-------- WORKING DATA

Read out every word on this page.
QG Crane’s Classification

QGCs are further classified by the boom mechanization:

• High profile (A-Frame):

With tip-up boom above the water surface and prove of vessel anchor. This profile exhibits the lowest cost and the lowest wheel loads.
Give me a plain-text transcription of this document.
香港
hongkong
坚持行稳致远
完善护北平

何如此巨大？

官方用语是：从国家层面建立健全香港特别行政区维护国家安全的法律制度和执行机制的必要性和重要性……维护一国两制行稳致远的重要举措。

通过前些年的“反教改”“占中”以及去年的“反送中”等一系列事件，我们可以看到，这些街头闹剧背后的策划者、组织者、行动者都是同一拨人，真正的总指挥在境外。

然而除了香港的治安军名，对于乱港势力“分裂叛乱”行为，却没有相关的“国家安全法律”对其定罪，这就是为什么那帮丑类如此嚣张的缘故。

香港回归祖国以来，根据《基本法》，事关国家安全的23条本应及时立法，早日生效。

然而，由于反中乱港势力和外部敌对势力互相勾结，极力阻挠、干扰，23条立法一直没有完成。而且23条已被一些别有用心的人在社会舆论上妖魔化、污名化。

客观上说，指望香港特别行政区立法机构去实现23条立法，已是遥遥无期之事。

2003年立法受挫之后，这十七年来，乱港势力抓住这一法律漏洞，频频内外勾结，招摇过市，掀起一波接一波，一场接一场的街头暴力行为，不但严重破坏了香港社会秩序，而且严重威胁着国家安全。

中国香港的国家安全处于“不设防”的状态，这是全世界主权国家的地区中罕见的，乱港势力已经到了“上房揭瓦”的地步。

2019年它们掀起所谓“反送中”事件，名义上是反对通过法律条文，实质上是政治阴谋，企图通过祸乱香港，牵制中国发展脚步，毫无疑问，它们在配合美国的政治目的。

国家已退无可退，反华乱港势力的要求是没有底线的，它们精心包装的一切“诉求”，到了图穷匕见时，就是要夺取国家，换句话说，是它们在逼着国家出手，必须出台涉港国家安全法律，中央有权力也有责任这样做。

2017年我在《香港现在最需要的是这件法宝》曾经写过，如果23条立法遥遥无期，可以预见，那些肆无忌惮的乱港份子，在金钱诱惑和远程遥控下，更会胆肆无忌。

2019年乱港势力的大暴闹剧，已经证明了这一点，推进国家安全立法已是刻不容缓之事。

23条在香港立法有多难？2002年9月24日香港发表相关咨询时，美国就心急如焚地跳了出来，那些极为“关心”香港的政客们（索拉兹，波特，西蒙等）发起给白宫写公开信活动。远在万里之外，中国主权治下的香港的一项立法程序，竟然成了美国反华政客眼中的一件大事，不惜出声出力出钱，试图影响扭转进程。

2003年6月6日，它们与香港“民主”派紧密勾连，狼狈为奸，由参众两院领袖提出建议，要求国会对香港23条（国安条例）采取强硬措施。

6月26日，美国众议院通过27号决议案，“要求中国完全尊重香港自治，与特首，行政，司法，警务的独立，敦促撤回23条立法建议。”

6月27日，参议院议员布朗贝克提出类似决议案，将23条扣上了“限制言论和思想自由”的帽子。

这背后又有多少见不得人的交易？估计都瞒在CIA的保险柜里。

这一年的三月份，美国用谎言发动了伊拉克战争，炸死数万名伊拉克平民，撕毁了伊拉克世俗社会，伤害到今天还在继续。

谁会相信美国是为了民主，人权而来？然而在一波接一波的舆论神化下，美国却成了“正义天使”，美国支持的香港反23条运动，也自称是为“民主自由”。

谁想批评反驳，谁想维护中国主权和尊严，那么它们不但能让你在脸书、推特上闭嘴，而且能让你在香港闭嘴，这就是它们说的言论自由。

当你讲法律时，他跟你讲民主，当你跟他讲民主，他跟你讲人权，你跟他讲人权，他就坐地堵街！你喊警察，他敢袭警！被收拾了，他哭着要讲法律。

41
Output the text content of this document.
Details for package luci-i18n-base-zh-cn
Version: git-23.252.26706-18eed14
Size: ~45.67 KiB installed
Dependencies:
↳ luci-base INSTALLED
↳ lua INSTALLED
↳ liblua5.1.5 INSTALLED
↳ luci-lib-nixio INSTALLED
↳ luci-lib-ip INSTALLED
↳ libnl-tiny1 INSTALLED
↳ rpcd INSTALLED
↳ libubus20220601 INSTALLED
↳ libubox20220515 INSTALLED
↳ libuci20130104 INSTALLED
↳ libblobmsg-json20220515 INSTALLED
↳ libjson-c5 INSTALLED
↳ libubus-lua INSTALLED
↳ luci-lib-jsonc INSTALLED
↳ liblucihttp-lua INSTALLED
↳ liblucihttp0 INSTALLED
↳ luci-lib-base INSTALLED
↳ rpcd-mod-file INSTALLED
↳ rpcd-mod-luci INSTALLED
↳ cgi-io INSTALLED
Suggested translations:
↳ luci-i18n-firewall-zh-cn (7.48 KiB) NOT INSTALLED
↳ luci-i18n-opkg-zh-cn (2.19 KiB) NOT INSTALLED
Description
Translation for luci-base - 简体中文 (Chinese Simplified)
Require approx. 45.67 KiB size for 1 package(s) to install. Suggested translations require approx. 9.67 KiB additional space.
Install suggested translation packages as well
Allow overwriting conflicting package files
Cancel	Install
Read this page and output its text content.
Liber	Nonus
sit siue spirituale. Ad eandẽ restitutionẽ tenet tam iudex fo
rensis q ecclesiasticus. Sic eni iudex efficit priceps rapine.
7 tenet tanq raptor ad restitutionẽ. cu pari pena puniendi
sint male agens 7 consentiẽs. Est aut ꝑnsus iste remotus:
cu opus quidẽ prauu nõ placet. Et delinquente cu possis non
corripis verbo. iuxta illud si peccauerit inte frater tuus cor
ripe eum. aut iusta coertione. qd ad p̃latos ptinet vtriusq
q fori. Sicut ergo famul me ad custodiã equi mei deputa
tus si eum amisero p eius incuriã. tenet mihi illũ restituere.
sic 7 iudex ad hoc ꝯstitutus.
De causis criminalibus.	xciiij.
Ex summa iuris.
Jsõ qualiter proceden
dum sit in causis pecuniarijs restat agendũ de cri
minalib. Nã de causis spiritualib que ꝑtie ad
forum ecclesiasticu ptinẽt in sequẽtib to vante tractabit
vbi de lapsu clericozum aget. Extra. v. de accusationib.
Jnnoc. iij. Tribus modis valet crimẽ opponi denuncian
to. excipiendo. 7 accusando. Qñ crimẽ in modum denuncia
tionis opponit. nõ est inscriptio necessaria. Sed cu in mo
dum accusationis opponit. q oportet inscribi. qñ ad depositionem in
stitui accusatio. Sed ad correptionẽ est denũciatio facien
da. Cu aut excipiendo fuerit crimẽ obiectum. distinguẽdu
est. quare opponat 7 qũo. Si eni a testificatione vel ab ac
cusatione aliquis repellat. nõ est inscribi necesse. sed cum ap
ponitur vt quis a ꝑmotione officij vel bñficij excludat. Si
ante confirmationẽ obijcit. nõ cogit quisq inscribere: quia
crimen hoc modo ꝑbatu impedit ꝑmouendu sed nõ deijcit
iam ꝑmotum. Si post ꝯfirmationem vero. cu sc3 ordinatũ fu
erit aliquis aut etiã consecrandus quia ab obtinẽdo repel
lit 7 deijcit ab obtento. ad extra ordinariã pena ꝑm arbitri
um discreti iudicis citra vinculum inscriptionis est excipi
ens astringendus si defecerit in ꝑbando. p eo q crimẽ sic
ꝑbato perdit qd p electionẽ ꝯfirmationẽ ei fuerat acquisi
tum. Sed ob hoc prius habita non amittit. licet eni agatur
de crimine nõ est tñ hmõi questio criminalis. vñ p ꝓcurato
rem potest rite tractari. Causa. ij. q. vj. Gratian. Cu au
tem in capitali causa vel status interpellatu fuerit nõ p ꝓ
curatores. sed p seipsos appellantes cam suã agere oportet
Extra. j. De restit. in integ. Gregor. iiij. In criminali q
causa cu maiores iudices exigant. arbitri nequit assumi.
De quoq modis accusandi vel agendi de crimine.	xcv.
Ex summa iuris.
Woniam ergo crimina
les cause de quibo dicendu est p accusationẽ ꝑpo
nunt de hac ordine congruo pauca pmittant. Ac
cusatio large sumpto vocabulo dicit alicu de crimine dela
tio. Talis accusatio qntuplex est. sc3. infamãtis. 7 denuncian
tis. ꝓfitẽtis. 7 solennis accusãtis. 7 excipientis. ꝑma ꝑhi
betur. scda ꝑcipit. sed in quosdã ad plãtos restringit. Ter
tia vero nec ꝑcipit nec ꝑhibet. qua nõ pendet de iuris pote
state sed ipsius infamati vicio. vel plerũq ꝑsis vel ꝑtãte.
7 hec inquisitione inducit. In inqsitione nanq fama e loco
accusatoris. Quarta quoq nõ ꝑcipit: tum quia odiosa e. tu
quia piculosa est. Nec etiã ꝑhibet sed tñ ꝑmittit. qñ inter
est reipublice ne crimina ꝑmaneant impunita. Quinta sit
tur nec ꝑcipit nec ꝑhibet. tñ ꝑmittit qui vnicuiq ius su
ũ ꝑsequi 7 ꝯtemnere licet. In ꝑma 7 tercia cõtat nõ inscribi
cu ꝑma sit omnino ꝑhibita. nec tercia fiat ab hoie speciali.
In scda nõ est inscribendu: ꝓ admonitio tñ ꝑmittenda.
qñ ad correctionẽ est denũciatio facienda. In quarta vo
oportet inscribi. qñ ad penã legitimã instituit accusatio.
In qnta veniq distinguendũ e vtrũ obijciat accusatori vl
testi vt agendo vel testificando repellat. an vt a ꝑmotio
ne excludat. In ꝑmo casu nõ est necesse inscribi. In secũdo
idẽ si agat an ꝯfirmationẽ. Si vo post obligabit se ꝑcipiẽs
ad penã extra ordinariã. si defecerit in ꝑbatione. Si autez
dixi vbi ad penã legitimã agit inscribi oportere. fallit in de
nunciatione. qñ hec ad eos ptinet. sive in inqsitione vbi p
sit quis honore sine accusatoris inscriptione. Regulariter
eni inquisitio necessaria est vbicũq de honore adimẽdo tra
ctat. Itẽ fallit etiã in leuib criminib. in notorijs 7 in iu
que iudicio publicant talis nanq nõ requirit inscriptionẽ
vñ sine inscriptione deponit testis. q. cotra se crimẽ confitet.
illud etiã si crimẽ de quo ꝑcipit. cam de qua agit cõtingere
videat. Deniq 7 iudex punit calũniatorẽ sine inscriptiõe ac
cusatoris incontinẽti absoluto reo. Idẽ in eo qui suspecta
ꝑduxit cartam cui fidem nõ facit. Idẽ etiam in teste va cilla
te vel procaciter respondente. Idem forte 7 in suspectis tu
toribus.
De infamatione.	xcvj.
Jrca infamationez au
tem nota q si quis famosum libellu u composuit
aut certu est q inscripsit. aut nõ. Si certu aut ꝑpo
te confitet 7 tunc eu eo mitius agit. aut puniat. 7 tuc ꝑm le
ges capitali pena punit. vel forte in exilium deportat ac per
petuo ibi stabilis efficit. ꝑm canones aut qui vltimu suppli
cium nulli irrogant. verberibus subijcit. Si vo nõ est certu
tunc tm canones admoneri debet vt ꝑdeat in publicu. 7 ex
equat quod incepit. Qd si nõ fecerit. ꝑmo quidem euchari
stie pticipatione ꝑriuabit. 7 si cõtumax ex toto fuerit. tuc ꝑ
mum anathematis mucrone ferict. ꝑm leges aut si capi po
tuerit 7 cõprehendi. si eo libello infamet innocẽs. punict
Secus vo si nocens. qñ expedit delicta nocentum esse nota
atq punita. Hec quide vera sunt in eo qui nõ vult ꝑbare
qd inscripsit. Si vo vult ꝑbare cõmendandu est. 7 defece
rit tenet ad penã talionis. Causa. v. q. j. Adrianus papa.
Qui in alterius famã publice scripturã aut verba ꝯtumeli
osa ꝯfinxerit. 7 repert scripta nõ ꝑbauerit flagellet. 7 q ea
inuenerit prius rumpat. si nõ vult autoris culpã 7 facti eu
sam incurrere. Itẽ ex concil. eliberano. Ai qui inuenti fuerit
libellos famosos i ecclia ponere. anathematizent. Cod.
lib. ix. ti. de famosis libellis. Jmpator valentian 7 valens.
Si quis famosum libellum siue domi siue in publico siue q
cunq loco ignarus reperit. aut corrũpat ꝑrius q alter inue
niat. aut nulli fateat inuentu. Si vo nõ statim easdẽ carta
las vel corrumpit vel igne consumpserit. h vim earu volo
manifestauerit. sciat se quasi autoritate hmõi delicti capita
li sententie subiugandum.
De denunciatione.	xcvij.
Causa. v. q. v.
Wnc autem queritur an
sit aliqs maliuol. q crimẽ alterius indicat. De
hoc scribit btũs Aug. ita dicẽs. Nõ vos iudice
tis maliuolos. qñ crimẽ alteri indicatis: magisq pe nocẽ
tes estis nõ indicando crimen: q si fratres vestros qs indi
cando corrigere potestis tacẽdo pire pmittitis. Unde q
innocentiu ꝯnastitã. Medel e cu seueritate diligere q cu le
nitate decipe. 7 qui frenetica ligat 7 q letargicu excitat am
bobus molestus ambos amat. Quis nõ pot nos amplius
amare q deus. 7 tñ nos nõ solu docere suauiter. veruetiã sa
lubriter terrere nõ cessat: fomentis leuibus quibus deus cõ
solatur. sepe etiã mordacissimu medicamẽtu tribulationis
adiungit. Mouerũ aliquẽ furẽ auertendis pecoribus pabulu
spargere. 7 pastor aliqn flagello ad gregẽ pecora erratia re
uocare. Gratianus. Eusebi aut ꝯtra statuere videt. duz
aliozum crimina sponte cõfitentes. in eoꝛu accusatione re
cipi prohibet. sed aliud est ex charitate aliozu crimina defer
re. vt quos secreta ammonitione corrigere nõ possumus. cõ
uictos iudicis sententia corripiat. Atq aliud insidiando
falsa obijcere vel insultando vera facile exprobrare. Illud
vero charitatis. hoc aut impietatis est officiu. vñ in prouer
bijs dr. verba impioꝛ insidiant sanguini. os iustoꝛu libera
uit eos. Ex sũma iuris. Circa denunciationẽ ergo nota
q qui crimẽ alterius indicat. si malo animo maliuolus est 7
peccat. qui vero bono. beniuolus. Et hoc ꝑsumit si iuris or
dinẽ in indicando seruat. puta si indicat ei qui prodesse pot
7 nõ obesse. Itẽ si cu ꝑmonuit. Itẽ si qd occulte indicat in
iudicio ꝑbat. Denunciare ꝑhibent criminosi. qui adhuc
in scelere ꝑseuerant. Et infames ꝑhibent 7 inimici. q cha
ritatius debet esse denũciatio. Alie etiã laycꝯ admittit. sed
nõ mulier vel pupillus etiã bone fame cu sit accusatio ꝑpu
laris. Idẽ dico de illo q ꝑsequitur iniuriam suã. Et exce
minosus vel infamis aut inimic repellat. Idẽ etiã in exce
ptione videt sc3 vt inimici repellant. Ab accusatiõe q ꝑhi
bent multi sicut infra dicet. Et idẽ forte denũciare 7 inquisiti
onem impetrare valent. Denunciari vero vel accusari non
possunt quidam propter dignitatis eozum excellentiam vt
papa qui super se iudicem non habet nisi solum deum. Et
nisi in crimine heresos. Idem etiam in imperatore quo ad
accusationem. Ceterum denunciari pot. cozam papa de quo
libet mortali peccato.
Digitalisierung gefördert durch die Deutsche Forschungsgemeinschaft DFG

----------------

Select all lines with the word "fuerit" from the entries above.

da. Cu aut excipiendo fuerit crimẽ obiectum. distinguẽdu
tem in capitali causa vel status interpellatu fuerit nõ p ꝓ
stie pticipatione ꝑriuabit. 7 si cõtumax ex toto fuerit. tuc ꝑ
sam incurrere. Itẽ ex concil. eliberano. Ai qui inuenti fuerit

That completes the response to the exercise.